__WHAT YOU SHOULD DO__.
Within the data below, state how many lines contain the string "JSON". Provide the number only.

Data entries:

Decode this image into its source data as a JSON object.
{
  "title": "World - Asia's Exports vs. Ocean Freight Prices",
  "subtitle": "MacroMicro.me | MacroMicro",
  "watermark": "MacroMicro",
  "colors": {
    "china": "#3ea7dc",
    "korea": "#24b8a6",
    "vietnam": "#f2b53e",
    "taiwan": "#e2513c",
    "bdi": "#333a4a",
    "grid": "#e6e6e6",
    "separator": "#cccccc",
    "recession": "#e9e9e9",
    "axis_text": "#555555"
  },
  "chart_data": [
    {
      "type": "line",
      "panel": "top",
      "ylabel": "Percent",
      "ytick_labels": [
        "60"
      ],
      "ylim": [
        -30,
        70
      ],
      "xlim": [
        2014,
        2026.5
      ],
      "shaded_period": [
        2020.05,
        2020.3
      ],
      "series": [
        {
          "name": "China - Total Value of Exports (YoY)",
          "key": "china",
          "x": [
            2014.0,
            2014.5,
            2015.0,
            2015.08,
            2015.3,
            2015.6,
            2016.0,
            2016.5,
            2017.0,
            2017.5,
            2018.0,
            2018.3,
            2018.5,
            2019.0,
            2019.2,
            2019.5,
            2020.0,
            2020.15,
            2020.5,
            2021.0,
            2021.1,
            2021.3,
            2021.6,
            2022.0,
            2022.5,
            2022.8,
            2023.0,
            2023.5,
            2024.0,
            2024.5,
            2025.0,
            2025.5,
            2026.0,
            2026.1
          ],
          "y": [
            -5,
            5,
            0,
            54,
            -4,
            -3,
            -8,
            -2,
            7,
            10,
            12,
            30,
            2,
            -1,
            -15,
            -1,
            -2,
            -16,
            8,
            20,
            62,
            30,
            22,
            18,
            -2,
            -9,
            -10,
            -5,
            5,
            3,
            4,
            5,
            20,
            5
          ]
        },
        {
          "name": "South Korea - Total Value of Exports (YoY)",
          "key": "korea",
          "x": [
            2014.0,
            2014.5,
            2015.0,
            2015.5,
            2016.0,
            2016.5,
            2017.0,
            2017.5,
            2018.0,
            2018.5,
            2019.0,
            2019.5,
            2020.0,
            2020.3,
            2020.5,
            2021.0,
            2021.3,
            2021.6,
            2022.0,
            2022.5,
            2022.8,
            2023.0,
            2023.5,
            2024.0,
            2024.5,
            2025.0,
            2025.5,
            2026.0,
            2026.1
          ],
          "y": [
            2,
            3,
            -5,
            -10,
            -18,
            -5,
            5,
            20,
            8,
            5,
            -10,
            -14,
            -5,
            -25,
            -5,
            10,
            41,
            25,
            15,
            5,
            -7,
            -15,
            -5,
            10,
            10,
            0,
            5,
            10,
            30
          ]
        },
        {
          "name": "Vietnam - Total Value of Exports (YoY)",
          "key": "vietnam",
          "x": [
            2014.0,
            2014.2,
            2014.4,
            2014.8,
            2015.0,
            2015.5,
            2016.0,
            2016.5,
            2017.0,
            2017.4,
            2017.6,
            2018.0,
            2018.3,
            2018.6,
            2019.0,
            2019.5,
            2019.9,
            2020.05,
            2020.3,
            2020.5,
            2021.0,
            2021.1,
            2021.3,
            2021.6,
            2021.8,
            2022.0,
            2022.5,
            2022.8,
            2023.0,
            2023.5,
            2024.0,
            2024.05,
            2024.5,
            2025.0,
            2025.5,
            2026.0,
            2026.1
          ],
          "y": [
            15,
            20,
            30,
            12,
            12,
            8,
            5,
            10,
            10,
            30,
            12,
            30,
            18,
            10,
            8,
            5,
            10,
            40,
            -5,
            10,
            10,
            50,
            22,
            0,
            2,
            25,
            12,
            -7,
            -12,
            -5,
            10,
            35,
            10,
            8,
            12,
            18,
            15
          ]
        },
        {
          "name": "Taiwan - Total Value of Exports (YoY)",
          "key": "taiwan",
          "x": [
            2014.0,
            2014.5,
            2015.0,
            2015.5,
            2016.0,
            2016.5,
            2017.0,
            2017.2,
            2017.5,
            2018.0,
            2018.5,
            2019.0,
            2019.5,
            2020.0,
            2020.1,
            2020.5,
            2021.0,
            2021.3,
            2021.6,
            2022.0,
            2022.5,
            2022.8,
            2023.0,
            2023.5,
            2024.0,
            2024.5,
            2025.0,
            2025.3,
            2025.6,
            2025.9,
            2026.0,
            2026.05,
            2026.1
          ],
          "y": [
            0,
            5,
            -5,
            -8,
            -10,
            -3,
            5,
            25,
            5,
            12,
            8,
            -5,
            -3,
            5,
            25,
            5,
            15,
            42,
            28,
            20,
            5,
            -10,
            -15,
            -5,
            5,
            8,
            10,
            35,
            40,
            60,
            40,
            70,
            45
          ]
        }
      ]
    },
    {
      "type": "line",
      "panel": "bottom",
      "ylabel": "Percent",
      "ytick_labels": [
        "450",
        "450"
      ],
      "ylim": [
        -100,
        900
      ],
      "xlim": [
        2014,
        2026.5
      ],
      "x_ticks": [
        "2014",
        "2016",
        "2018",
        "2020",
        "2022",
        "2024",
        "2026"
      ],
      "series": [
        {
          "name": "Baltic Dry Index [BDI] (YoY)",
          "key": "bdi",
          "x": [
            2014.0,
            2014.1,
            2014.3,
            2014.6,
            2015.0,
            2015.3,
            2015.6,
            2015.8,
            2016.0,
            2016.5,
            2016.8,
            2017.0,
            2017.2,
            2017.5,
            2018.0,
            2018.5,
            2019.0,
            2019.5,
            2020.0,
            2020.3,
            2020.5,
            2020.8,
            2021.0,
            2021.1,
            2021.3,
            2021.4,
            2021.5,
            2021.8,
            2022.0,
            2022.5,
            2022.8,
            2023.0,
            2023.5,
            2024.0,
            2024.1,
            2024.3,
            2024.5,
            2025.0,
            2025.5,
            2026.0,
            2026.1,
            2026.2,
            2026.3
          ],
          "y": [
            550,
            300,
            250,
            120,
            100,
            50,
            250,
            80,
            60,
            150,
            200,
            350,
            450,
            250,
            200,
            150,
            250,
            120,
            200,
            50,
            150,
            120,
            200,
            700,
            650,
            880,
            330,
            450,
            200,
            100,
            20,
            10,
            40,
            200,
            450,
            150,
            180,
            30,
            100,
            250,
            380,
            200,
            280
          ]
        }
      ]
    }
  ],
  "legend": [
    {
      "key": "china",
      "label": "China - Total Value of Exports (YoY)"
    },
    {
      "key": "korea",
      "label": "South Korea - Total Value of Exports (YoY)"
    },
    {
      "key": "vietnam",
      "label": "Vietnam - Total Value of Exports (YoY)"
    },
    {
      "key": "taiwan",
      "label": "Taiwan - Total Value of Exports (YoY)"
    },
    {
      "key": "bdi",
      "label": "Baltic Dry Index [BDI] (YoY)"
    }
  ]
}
==
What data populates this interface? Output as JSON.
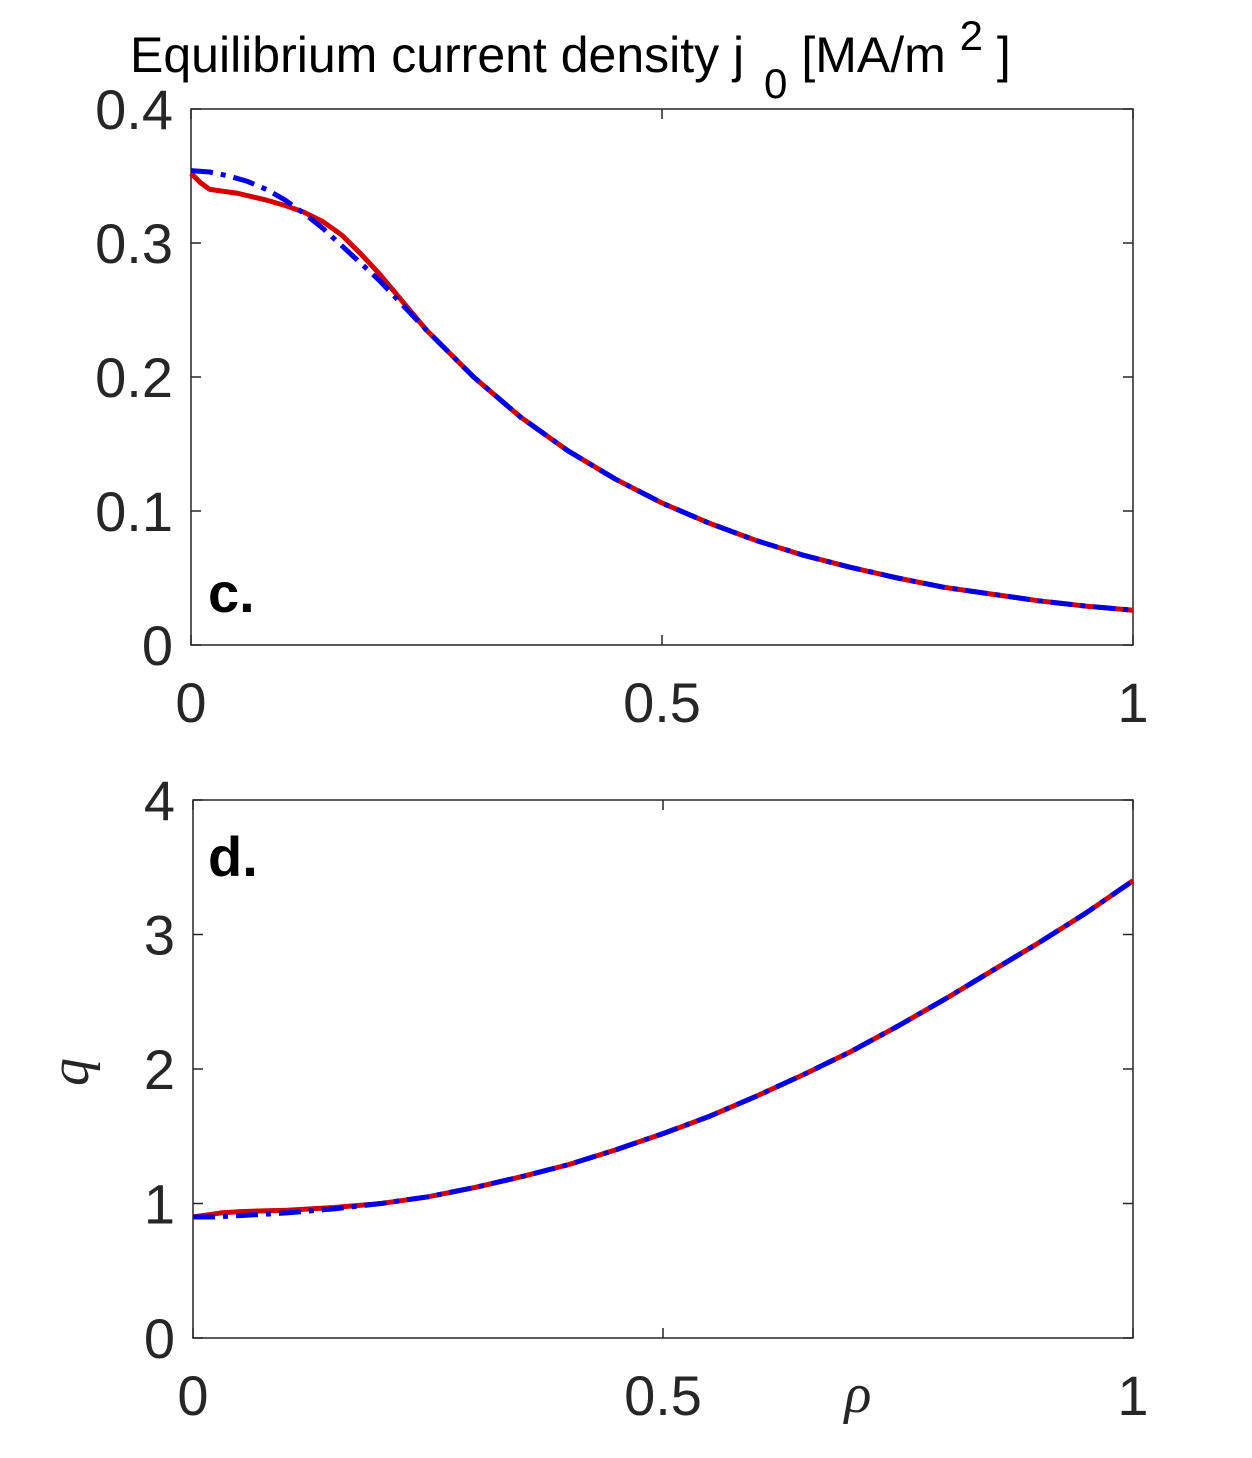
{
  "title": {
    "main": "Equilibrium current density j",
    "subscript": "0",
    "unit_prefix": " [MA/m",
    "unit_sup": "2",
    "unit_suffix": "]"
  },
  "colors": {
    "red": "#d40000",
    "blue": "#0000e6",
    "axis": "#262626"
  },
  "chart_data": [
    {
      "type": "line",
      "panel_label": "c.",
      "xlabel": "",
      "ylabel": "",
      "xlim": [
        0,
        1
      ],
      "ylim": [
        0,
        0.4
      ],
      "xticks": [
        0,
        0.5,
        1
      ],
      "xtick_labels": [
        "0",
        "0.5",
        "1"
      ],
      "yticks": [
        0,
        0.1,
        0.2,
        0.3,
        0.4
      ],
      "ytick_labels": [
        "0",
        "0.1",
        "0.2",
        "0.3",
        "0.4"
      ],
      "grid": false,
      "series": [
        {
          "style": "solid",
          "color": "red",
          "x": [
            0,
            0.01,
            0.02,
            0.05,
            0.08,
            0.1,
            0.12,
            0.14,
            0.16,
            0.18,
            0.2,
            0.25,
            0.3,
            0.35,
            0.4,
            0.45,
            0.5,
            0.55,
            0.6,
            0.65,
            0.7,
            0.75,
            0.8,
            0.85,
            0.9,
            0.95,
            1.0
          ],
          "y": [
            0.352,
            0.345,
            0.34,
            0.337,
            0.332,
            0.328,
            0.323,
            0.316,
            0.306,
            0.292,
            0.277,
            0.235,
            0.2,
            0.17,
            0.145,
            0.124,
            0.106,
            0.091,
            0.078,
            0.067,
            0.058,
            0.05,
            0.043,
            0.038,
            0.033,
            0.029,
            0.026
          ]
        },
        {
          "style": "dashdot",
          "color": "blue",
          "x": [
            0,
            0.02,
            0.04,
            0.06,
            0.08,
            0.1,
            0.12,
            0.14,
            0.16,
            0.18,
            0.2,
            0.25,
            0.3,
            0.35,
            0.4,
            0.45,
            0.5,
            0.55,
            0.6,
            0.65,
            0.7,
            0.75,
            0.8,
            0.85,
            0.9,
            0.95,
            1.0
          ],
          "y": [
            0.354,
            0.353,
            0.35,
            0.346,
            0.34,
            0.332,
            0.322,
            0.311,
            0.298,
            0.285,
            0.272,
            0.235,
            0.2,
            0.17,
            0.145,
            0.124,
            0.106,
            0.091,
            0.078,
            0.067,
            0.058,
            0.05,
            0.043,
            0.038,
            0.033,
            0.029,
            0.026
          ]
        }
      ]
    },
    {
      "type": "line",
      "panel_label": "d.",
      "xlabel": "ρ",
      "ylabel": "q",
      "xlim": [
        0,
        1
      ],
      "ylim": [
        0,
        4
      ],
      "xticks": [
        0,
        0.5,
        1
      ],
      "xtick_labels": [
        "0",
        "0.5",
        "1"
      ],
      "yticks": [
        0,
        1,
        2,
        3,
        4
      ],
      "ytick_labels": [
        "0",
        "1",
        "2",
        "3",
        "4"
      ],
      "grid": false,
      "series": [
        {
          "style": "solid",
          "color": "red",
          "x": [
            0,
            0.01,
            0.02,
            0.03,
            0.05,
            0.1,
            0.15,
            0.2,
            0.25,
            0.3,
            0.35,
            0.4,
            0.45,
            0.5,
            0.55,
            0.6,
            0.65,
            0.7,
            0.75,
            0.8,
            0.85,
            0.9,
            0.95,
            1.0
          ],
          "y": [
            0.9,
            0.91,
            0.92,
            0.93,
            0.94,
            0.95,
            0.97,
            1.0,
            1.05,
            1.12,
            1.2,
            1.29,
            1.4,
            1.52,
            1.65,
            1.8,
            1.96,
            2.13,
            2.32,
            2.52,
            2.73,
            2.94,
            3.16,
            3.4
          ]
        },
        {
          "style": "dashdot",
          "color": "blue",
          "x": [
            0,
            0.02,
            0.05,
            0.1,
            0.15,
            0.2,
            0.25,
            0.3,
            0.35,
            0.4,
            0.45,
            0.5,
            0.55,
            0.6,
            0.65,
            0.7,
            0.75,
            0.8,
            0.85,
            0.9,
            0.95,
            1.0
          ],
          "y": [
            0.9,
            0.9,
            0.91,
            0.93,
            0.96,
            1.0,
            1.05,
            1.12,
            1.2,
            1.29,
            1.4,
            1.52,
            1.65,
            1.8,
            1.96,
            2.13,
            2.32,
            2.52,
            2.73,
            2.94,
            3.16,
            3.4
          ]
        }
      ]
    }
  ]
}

__OUTPUT FOR THIS TASK__.
2